The task
Copy out the whole listing exactly as written, leaving the pictures behind.

Collected data entries
┄┄┄┄┄┄┄┄┄┄┄┄┄┄┄┄┄┄┄┄

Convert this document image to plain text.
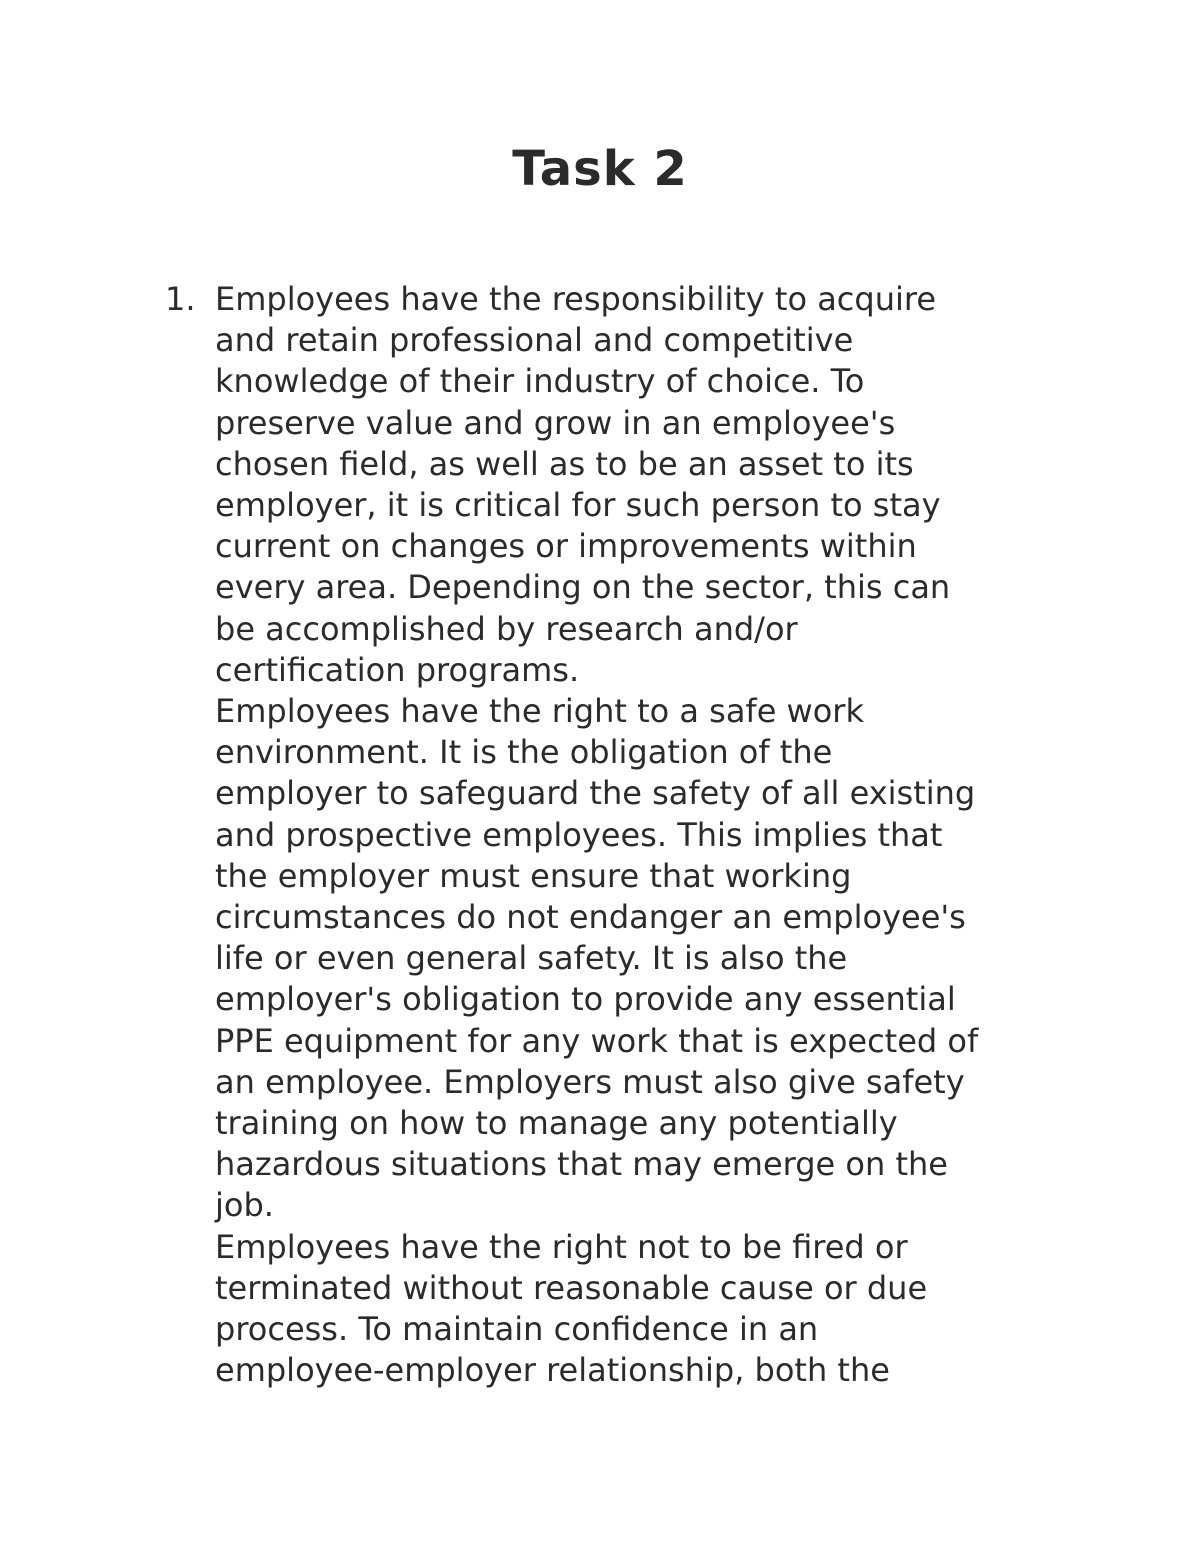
Task 2
1. Employees have the responsibility to acquire
and retain professional and competitive
knowledge of their industry of choice. To
preserve value and grow in an employee's
chosen field, as well as to be an asset to its
employer, it is critical for such person to stay
current on changes or improvements within
every area. Depending on the sector, this can
be accomplished by research and/or
certification programs.
Employees have the right to a safe work
environment. It is the obligation of the
employer to safeguard the safety of all existing
and prospective employees. This implies that
the employer must ensure that working
circumstances do not endanger an employee's
life or even general safety. It is also the
employer's obligation to provide any essential
PPE equipment for any work that is expected of
an employee. Employers must also give safety
training on how to manage any potentially
hazardous situations that may emerge on the
job.
Employees have the right not to be fired or
terminated without reasonable cause or due
process. To maintain confidence in an
employee-employer relationship, both the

┄┄┄┄┄┄┄┄┄┄┄┄┄┄┄┄┄┄┄┄

Response to this task
Convert this document image to plain text.
Task 2
1. Employees have the responsibility to acquire
and retain professional and competitive
knowledge of their industry of choice. To
preserve value and grow in an employee's
chosen field, as well as to be an asset to its
employer, it is critical for such person to stay
current on changes or improvements within
every area. Depending on the sector, this can
be accomplished by research and/or
certification programs.
Employees have the right to a safe work
environment. It is the obligation of the
employer to safeguard the safety of all existing
and prospective employees. This implies that
the employer must ensure that working
circumstances do not endanger an employee's
life or even general safety. It is also the
employer's obligation to provide any essential
PPE equipment for any work that is expected of
an employee. Employers must also give safety
training on how to manage any potentially
hazardous situations that may emerge on the
job.
Employees have the right not to be fired or
terminated without reasonable cause or due
process. To maintain confidence in an
employee-employer relationship, both the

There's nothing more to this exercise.